> **Goal of the exercise**
Copy out all of the material exactly as presented.

=== Data for the task ===

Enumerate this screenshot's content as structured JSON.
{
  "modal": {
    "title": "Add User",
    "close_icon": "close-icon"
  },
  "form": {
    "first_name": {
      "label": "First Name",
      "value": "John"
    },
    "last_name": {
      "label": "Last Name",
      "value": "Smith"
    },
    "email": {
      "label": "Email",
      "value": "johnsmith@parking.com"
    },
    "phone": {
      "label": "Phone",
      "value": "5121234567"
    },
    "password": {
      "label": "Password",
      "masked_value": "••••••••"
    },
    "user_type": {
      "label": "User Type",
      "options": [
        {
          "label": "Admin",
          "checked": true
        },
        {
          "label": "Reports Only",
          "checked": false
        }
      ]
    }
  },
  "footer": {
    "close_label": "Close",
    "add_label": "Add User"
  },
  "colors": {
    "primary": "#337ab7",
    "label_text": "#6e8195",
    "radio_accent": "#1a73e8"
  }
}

===

> **Written reply**
Enumerate this screenshot's content as structured JSON.
{
  "modal": {
    "title": "Add User",
    "close_icon": "close-icon"
  },
  "form": {
    "first_name": {
      "label": "First Name",
      "value": "John"
    },
    "last_name": {
      "label": "Last Name",
      "value": "Smith"
    },
    "email": {
      "label": "Email",
      "value": "johnsmith@parking.com"
    },
    "phone": {
      "label": "Phone",
      "value": "5121234567"
    },
    "password": {
      "label": "Password",
      "masked_value": "••••••••"
    },
    "user_type": {
      "label": "User Type",
      "options": [
        {
          "label": "Admin",
          "checked": true
        },
        {
          "label": "Reports Only",
          "checked": false
        }
      ]
    }
  },
  "footer": {
    "close_label": "Close",
    "add_label": "Add User"
  },
  "colors": {
    "primary": "#337ab7",
    "label_text": "#6e8195",
    "radio_accent": "#1a73e8"
  }
}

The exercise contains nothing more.